→ WORK TO DO
Write out the listing below again, precisely as it is given.

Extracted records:
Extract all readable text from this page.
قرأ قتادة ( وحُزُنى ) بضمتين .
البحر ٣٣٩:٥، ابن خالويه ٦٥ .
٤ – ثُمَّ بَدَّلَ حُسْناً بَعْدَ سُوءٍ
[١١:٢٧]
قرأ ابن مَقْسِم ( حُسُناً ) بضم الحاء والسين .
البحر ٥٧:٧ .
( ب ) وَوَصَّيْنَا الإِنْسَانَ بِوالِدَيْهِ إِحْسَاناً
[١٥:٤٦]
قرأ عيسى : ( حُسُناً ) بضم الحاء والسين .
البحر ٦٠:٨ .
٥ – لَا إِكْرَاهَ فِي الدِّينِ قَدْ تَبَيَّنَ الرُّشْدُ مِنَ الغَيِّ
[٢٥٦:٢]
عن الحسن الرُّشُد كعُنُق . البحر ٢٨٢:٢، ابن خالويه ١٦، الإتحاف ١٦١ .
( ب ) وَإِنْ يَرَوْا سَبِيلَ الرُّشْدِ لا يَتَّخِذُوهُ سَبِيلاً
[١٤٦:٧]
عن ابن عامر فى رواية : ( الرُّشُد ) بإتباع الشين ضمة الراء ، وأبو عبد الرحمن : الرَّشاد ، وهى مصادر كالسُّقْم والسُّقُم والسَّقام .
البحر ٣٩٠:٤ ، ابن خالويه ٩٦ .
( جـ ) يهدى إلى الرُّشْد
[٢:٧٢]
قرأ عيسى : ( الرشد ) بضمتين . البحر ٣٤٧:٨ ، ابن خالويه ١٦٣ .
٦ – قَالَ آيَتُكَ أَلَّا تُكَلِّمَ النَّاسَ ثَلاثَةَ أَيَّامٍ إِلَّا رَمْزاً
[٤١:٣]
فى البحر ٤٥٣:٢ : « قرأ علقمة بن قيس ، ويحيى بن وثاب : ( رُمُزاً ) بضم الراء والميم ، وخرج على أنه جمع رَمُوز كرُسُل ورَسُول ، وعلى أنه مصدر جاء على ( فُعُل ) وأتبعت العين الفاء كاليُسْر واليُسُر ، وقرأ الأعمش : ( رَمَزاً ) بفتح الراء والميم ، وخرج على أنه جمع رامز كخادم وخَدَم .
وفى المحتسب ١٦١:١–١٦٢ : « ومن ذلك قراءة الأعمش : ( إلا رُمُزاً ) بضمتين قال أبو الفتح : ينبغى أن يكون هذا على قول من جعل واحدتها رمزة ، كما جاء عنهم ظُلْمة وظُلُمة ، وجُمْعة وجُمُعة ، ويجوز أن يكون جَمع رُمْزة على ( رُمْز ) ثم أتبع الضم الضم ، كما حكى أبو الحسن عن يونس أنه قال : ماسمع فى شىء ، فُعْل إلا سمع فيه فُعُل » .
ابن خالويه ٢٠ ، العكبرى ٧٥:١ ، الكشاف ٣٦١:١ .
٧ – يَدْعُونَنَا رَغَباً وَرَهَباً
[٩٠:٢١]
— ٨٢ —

→ ANSWER FOR THIS EXERCISE
Extract all readable text from this page.
قرأ قتادة ( وحُزُنى ) بضمتين .
البحر ٣٣٩:٥، ابن خالويه ٦٥ .
٤ – ثُمَّ بَدَّلَ حُسْناً بَعْدَ سُوءٍ
[١١:٢٧]
قرأ ابن مَقْسِم ( حُسُناً ) بضم الحاء والسين .
البحر ٥٧:٧ .
( ب ) وَوَصَّيْنَا الإِنْسَانَ بِوالِدَيْهِ إِحْسَاناً
[١٥:٤٦]
قرأ عيسى : ( حُسُناً ) بضم الحاء والسين .
البحر ٦٠:٨ .
٥ – لَا إِكْرَاهَ فِي الدِّينِ قَدْ تَبَيَّنَ الرُّشْدُ مِنَ الغَيِّ
[٢٥٦:٢]
عن الحسن الرُّشُد كعُنُق . البحر ٢٨٢:٢، ابن خالويه ١٦، الإتحاف ١٦١ .
( ب ) وَإِنْ يَرَوْا سَبِيلَ الرُّشْدِ لا يَتَّخِذُوهُ سَبِيلاً
[١٤٦:٧]
عن ابن عامر فى رواية : ( الرُّشُد ) بإتباع الشين ضمة الراء ، وأبو عبد الرحمن : الرَّشاد ، وهى مصادر كالسُّقْم والسُّقُم والسَّقام .
البحر ٣٩٠:٤ ، ابن خالويه ٩٦ .
( جـ ) يهدى إلى الرُّشْد
[٢:٧٢]
قرأ عيسى : ( الرشد ) بضمتين . البحر ٣٤٧:٨ ، ابن خالويه ١٦٣ .
٦ – قَالَ آيَتُكَ أَلَّا تُكَلِّمَ النَّاسَ ثَلاثَةَ أَيَّامٍ إِلَّا رَمْزاً
[٤١:٣]
فى البحر ٤٥٣:٢ : « قرأ علقمة بن قيس ، ويحيى بن وثاب : ( رُمُزاً ) بضم الراء والميم ، وخرج على أنه جمع رَمُوز كرُسُل ورَسُول ، وعلى أنه مصدر جاء على ( فُعُل ) وأتبعت العين الفاء كاليُسْر واليُسُر ، وقرأ الأعمش : ( رَمَزاً ) بفتح الراء والميم ، وخرج على أنه جمع رامز كخادم وخَدَم .
وفى المحتسب ١٦١:١–١٦٢ : « ومن ذلك قراءة الأعمش : ( إلا رُمُزاً ) بضمتين قال أبو الفتح : ينبغى أن يكون هذا على قول من جعل واحدتها رمزة ، كما جاء عنهم ظُلْمة وظُلُمة ، وجُمْعة وجُمُعة ، ويجوز أن يكون جَمع رُمْزة على ( رُمْز ) ثم أتبع الضم الضم ، كما حكى أبو الحسن عن يونس أنه قال : ماسمع فى شىء ، فُعْل إلا سمع فيه فُعُل » .
ابن خالويه ٢٠ ، العكبرى ٧٥:١ ، الكشاف ٣٦١:١ .
٧ – يَدْعُونَنَا رَغَباً وَرَهَباً
[٩٠:٢١]
— ٨٢ —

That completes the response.